Find the word "JSON" in the records below. List each line containing it.

- _Raw records_:
___
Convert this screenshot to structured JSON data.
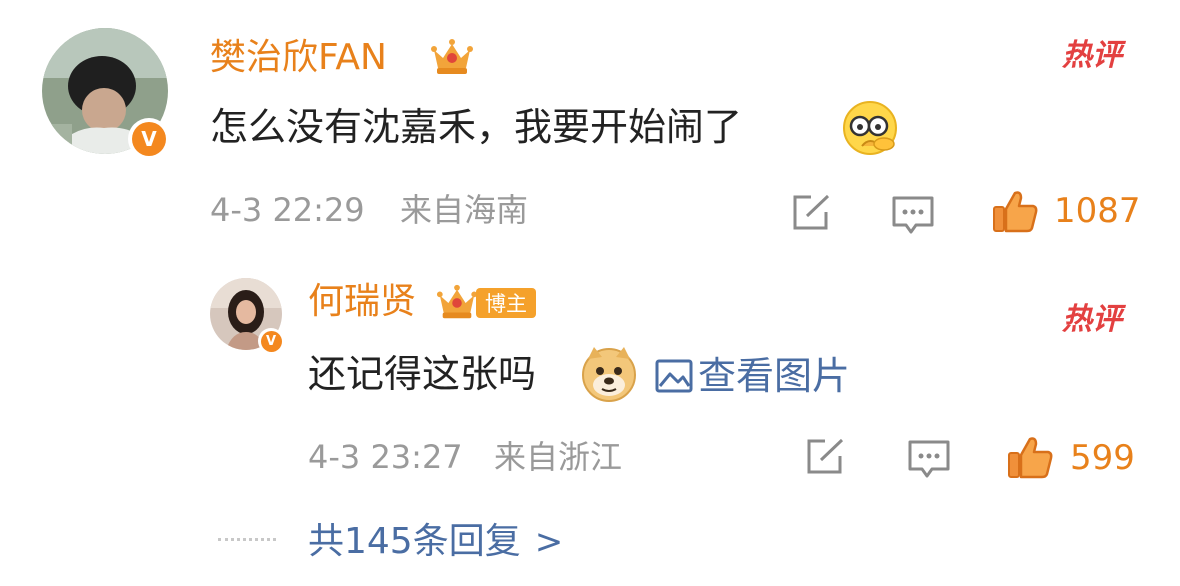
{
  "comment": {
    "username": "樊治欣FAN",
    "hot_label": "热评",
    "text": "怎么没有沈嘉禾，我要开始闹了",
    "emoji_icon": "shocked-face-emoji",
    "timestamp": "4-3 22:29",
    "location": "来自海南",
    "like_count": "1087",
    "verified_badge": "V",
    "crown_icon": "crown-icon"
  },
  "reply": {
    "username": "何瑞贤",
    "badge_label": "博主",
    "hot_label": "热评",
    "text": "还记得这张吗",
    "emoji_icon": "doge-emoji",
    "view_image_label": "查看图片",
    "timestamp": "4-3 23:27",
    "location": "来自浙江",
    "like_count": "599",
    "verified_badge": "V"
  },
  "more_replies": {
    "label": "共145条回复",
    "arrow": ">"
  },
  "colors": {
    "username": "#e8811b",
    "hot": "#e34040",
    "link": "#4a6da3",
    "meta": "#9a9a9a",
    "verified": "#f4881f"
  }
}
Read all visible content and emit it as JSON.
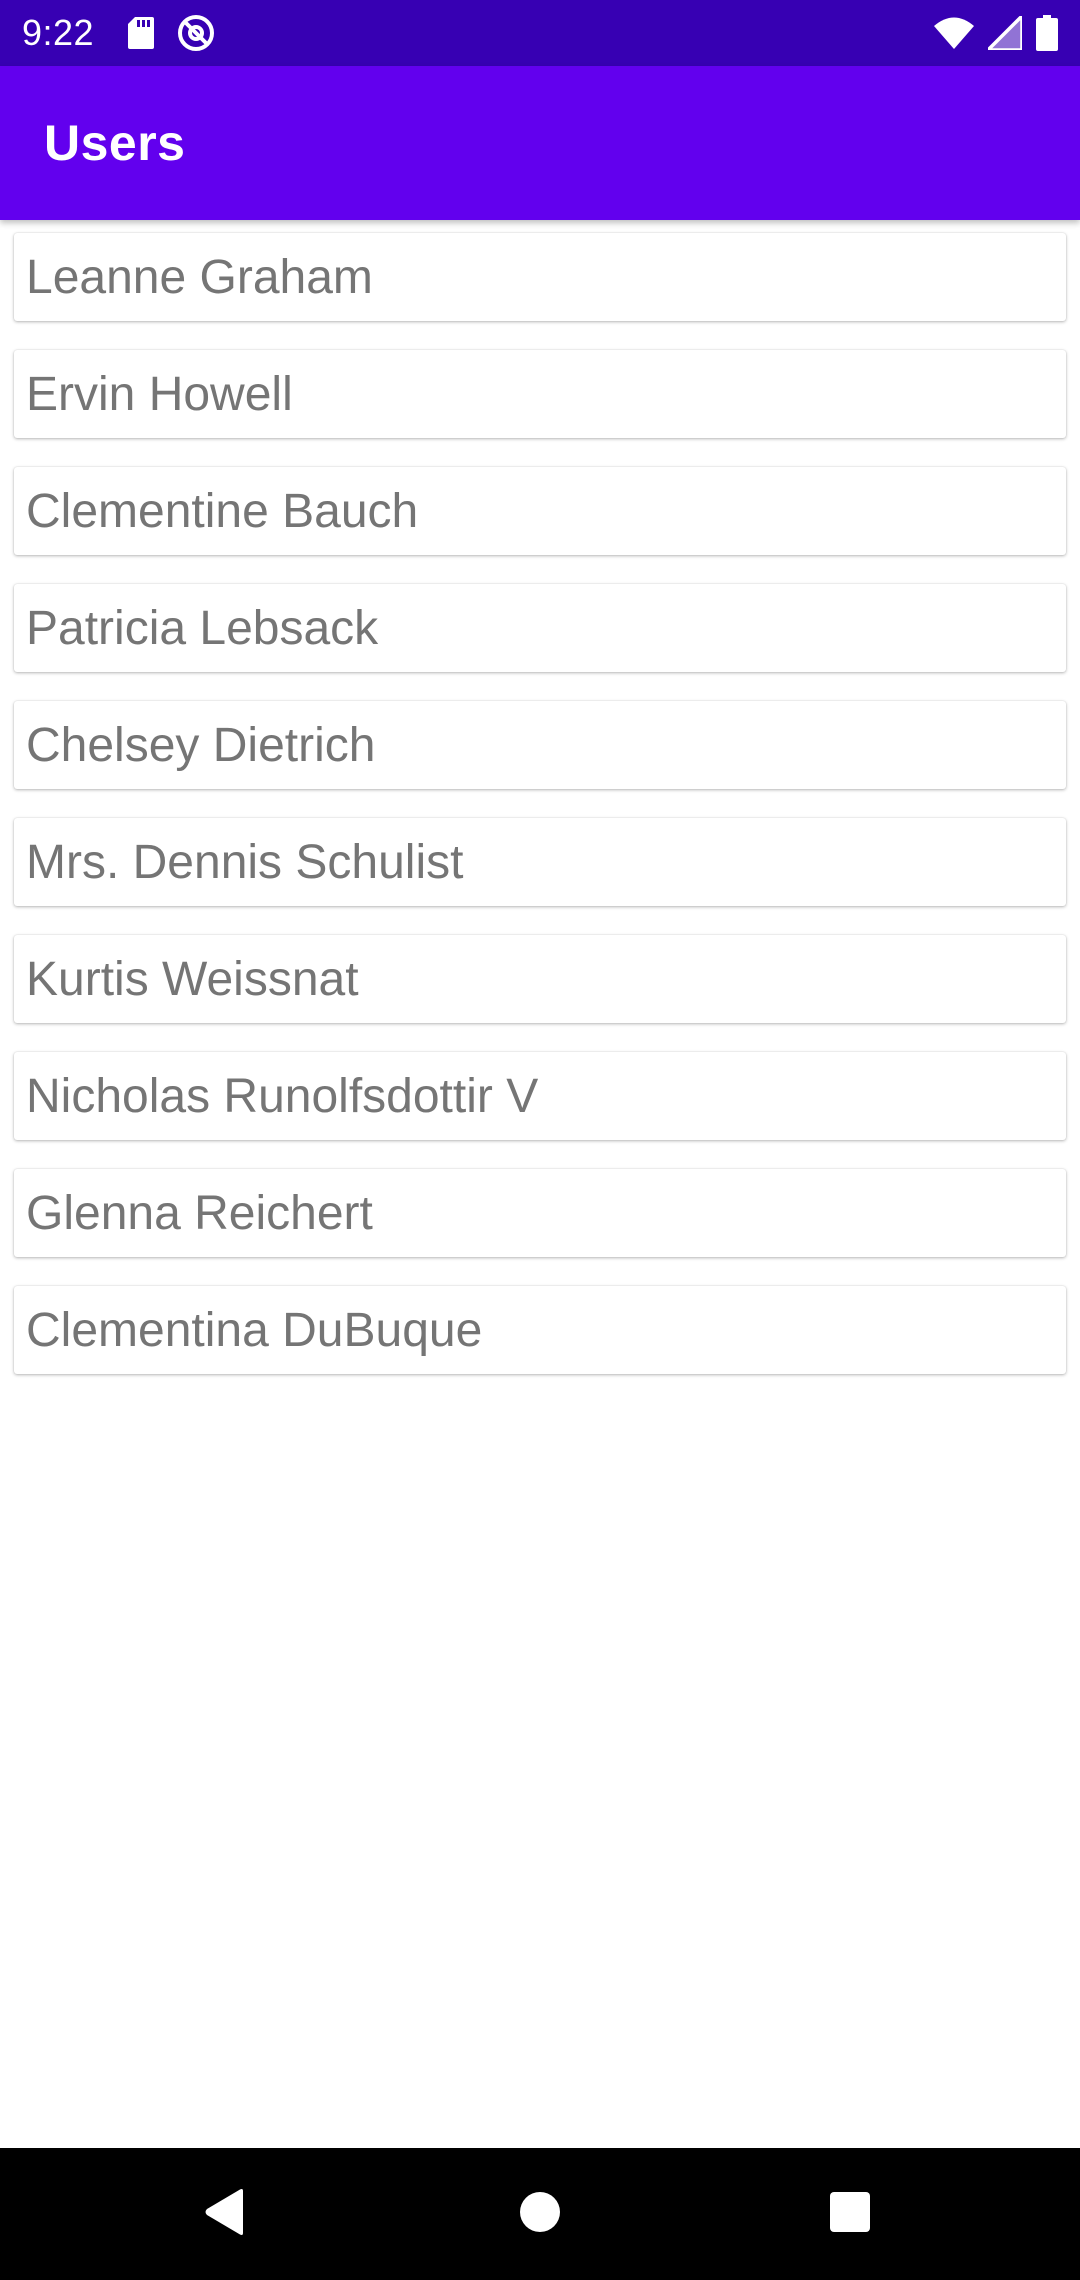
{
  "status_bar": {
    "time": "9:22",
    "icons": [
      "sd-card-icon",
      "do-not-disturb-icon",
      "wifi-icon",
      "signal-icon",
      "battery-icon"
    ]
  },
  "app_bar": {
    "title": "Users"
  },
  "users": [
    {
      "name": "Leanne Graham"
    },
    {
      "name": "Ervin Howell"
    },
    {
      "name": "Clementine Bauch"
    },
    {
      "name": "Patricia Lebsack"
    },
    {
      "name": "Chelsey Dietrich"
    },
    {
      "name": "Mrs. Dennis Schulist"
    },
    {
      "name": "Kurtis Weissnat"
    },
    {
      "name": "Nicholas Runolfsdottir V"
    },
    {
      "name": "Glenna Reichert"
    },
    {
      "name": "Clementina DuBuque"
    }
  ],
  "navigation": {
    "buttons": [
      "back-icon",
      "home-icon",
      "recents-icon"
    ]
  },
  "colors": {
    "status_bar": "#3700b3",
    "app_bar": "#6200ee",
    "list_text": "#757575",
    "nav_bar": "#000000"
  }
}
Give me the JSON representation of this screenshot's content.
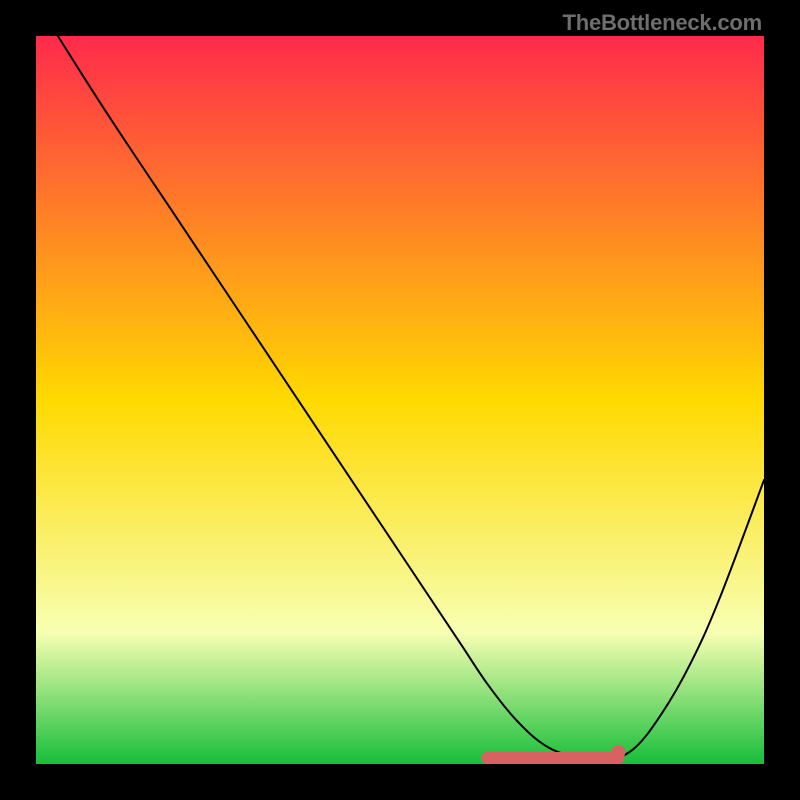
{
  "watermark": "TheBottleneck.com",
  "colors": {
    "frame": "#000000",
    "gradient_top": "#ff2a4b",
    "gradient_yellow": "#ffd900",
    "gradient_pale": "#f7ffb3",
    "gradient_green": "#17be3a",
    "curve": "#000000",
    "marker_fill": "#d86262",
    "marker_stroke": "#b84848"
  },
  "chart_data": {
    "type": "line",
    "title": "",
    "xlabel": "",
    "ylabel": "",
    "xlim": [
      0,
      100
    ],
    "ylim": [
      0,
      100
    ],
    "x": [
      3,
      10,
      20,
      30,
      40,
      50,
      58,
      62,
      66,
      70,
      74,
      78,
      82,
      86,
      90,
      94,
      100
    ],
    "values": [
      100,
      89,
      74,
      59,
      44,
      29,
      17,
      11,
      6,
      2.5,
      1,
      0.5,
      2,
      7,
      14,
      23,
      39
    ],
    "marker_segment": {
      "x_start": 62,
      "x_end": 80,
      "y": 0
    },
    "marker_point": {
      "x": 80,
      "y": 0.8
    }
  }
}
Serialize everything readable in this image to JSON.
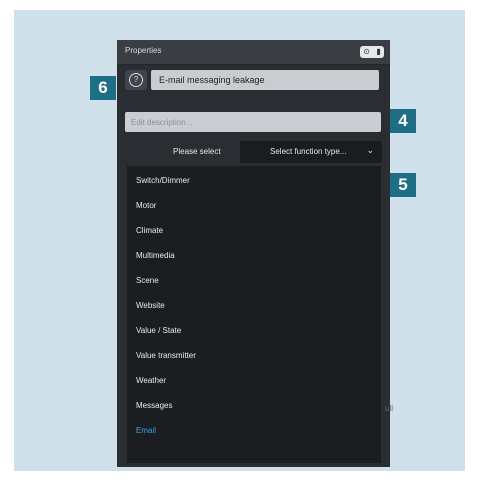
{
  "window": {
    "title": "Properties",
    "buttons": [
      "⊙",
      "▮"
    ]
  },
  "name_field": {
    "value": "E-mail messaging leakage",
    "help_icon": "?"
  },
  "description_field": {
    "placeholder": "Edit description..."
  },
  "function_select": {
    "label": "Please select",
    "value": "Select function type...",
    "chevron": "⌄"
  },
  "dropdown": {
    "items": [
      {
        "label": "Switch/Dimmer",
        "active": false
      },
      {
        "label": "Motor",
        "active": false
      },
      {
        "label": "Climate",
        "active": false
      },
      {
        "label": "Multimedia",
        "active": false
      },
      {
        "label": "Scene",
        "active": false
      },
      {
        "label": "Website",
        "active": false
      },
      {
        "label": "Value / State",
        "active": false
      },
      {
        "label": "Value transmitter",
        "active": false
      },
      {
        "label": "Weather",
        "active": false
      },
      {
        "label": "Messages",
        "active": false
      },
      {
        "label": "Email",
        "active": true
      }
    ]
  },
  "side_text": "ull",
  "badges": [
    "6",
    "4",
    "5"
  ],
  "colors": {
    "backdrop": "#cfe0ea",
    "panel": "#2a2d31",
    "dropdown": "#1b1d20",
    "badge": "#1e6e85",
    "active_item": "#3aa3e6"
  }
}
___
- _Task response_:
Convert this screenshot to structured JSON data.
Read all visible content and emit it as JSON.
Give me the JSON representation of this screenshot's content.
Serialize everything readable in this image to JSON.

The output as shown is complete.